August 25, 2016 2:02 AM   Subscribe

I have read quite a few articles that state that there's no such thing as being bad at math, that often it is just the case that you haven't had a specific subject explained to you in a way that made sense to you, or that you just have to work harder at it. That resonates with me, but clearly there's a limit to that and I wonder what that limit is.

I know that theoretical math at the university level is one of the hardest subjects and that even people who are the best in their class in high school often have trouble with that. So, I wonder if there is any consensus about what a level of math is that most college students could reach, given enough motivation and good explanations. I'm interested in both experiences from math teachers/people who took higher level math classes in college, and articles that are written about this.

I'm in Europe so general explanations would be preferred because I have no clue what Americans learn in which classes. I'm assuming college students, so people who have the IQ/skills to go to college, but not necessarily people who had advanced math classes in high school.
posted by blub to Education (15 answers total) 9 users marked this as a favorite
 
The upper tier of American universities typically requires calculus to graduate, regardless of major. This is generally a first year college course and all students would be expected to have enough math in high school to jump in to an introductory calculus class. So in the US, "calculus" would be your "smart but terrible at math" baseline a college student at a "good" college would be expected to attain without TOO much trouble.

I assume most people could go farther, but America's college administrators seem pretty united in the consensus that any reasonably smart person can manage to at least struggle through calculus without flunking out of their liberal arts program.
posted by Eyebrows McGee at 2:57 AM on August 25, 2016 [2 favorites]


I was "good at math" right up until integral calculus and that's where I hit a wall. Differential calculus wasn't hard to grasp at all, but my brain just couldn't handle doing it backwards.
posted by Jacqueline at 4:22 AM on August 25, 2016 [1 favorite]


As for what "calculus" is in a USA university sense, I suppose you could begin with the curriculum overview of the AP Calculus Test. A pretty good overview is at
Khan Academy for AP Calculus AB


In the US, AP Courses are meant to be college-level courses taught in high school, and students can take a test at the end of the year. A passing score in the test can allow students to receive credit for those subjects at some schools.

At my liberal arts school, the math requirement for graduation was "two semesters of mathematics. At least one semester must include a course containing some calculus." My school granted credit for both semesters worth of math to students who received passing grades in the AP Calculus test.

→ Do this:
Reproduce the forum thread on math ability verbatim, between "As for what" and "at some schools.", inclusive.

→ Data block:
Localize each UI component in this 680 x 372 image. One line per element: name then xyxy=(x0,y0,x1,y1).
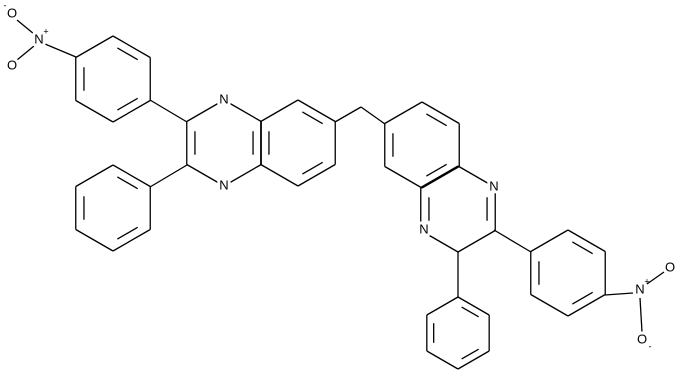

→ Worked answer:
As for what "calculus" is in a USA university sense, I suppose you could begin with the curriculum overview of the AP Calculus Test. A pretty good overview is at
Khan Academy for AP Calculus AB


In the US, AP Courses are meant to be college-level courses taught in high school, and students can take a test at the end of the year. A passing score in the test can allow students to receive credit for those subjects at some schools.